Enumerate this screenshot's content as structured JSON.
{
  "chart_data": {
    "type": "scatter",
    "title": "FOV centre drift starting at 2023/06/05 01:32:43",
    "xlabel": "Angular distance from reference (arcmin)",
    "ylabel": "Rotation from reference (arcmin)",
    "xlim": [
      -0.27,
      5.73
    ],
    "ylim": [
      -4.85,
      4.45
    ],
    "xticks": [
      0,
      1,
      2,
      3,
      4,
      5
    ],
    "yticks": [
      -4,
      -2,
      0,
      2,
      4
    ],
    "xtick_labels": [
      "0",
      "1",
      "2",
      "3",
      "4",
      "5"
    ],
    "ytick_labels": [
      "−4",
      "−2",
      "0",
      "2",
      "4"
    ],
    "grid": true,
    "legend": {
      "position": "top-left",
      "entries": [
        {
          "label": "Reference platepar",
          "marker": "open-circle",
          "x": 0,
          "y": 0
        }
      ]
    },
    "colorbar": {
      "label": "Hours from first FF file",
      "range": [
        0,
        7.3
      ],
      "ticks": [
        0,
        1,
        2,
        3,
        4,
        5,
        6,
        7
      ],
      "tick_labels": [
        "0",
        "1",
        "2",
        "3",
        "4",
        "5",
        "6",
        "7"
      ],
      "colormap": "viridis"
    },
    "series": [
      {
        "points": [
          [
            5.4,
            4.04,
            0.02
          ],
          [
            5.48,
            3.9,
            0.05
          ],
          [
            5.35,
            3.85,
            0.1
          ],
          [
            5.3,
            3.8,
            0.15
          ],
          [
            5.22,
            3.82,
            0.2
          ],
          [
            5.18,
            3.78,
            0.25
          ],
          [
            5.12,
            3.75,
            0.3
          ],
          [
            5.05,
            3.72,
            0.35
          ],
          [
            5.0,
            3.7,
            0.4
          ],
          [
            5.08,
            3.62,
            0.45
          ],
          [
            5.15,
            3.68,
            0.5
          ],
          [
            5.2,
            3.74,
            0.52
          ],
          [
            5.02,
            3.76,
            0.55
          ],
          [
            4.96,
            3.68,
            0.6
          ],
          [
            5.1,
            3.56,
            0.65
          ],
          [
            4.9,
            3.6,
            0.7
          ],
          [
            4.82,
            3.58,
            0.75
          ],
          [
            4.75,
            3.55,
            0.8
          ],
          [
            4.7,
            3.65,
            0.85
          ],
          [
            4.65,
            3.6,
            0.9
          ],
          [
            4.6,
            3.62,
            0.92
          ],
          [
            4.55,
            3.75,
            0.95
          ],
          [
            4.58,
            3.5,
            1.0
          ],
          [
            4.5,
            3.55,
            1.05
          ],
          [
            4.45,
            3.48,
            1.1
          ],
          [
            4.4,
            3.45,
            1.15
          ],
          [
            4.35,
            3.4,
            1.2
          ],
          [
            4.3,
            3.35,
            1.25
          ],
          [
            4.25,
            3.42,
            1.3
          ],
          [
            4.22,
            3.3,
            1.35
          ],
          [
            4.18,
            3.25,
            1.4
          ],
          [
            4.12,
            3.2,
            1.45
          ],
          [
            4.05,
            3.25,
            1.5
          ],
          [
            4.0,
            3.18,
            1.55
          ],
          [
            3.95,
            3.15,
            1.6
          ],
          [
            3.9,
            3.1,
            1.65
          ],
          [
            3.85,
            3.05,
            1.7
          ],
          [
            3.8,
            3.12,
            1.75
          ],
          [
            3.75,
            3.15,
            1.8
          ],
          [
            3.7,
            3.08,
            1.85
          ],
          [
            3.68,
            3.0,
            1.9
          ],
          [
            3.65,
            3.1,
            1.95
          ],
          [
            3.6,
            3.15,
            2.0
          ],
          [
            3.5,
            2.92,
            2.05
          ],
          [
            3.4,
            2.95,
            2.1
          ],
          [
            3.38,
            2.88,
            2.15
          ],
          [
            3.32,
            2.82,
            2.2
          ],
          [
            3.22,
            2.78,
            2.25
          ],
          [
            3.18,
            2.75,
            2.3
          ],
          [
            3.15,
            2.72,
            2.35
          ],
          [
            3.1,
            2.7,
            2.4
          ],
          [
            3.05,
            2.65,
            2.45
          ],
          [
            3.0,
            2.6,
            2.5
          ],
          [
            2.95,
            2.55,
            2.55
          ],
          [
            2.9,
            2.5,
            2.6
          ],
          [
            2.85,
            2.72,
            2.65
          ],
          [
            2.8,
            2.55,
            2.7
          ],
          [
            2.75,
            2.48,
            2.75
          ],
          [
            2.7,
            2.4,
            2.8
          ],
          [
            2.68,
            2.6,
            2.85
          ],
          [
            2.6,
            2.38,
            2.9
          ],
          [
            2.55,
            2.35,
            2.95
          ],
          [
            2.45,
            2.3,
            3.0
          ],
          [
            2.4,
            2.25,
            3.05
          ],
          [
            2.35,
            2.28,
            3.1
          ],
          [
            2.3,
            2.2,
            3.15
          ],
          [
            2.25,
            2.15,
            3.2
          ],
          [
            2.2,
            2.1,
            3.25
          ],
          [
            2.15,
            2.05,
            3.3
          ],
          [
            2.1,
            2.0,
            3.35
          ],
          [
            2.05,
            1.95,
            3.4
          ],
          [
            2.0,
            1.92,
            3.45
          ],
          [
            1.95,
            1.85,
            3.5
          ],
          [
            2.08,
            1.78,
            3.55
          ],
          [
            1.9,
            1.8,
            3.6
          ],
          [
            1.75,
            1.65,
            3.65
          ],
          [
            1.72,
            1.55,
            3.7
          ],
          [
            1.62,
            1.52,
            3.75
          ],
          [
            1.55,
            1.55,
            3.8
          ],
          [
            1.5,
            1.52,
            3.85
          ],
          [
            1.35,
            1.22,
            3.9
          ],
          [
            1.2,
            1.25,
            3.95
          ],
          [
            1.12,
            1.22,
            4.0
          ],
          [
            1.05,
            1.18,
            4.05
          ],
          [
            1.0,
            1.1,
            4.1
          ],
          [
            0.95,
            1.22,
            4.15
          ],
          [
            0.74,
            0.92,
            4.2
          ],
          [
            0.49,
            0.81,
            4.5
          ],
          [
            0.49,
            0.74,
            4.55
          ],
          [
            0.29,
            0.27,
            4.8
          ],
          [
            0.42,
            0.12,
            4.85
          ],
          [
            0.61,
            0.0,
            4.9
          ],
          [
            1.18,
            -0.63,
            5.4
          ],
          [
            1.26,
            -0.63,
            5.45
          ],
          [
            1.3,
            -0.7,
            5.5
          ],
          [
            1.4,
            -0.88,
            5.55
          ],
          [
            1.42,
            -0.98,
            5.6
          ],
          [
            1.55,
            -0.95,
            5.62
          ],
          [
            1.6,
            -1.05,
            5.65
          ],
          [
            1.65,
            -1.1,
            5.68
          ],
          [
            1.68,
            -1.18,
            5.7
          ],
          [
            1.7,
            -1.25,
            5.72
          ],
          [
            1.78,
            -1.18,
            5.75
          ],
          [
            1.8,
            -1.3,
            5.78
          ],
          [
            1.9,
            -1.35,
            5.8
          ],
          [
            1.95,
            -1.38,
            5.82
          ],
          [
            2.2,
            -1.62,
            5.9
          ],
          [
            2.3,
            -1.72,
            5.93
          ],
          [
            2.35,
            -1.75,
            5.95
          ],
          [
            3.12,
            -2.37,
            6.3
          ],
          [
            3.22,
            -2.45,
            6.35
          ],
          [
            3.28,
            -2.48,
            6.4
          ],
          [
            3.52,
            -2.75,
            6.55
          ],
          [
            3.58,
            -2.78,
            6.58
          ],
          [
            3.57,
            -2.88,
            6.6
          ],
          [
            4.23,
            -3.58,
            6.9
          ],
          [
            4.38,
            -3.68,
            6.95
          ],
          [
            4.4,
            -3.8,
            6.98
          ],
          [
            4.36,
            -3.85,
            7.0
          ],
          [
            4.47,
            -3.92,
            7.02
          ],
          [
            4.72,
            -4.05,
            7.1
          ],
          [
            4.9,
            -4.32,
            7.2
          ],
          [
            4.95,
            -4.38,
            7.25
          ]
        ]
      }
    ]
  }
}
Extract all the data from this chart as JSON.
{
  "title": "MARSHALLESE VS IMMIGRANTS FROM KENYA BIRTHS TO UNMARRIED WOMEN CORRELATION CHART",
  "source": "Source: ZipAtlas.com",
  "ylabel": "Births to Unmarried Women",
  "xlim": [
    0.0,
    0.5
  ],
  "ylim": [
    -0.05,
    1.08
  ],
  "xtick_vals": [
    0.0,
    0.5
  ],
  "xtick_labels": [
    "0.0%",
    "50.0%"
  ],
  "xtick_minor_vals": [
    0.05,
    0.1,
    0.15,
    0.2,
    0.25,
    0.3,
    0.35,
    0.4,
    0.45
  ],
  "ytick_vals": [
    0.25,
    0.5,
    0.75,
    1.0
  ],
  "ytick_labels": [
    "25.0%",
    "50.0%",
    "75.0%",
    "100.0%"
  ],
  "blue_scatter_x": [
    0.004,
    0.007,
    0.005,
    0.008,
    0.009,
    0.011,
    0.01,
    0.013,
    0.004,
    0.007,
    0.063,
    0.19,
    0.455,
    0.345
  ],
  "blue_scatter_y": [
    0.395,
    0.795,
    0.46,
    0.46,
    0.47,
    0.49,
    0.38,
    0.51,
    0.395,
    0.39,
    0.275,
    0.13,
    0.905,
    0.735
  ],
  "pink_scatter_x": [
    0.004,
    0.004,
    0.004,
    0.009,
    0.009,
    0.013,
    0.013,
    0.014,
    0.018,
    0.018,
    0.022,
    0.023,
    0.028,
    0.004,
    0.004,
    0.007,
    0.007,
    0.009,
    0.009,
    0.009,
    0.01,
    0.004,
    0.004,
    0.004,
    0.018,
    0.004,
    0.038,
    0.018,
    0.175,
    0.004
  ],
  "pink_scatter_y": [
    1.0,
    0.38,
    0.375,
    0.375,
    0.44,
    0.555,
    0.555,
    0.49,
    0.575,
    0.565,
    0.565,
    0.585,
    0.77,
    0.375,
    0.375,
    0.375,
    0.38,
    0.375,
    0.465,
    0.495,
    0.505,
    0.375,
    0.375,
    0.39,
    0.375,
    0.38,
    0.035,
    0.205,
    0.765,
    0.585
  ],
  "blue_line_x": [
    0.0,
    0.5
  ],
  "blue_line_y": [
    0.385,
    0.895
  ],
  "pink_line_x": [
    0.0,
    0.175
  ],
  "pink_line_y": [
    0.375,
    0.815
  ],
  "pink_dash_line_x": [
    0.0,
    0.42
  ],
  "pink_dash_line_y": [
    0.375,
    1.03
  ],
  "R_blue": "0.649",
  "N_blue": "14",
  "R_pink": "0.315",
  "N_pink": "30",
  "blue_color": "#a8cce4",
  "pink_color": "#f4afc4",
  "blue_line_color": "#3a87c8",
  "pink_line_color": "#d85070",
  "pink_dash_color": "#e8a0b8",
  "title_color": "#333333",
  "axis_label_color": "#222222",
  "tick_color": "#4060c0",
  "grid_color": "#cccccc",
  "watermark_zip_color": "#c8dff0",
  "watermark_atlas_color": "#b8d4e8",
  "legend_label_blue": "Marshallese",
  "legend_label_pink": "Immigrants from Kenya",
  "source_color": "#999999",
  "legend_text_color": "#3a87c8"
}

■ What to produce ■
All lines in the data that contain the word "ylabel" should be copied.

■ Completed task ■
    "ylabel": "Rotation from reference (arcmin)",
  "ylabel": "Births to Unmarried Women",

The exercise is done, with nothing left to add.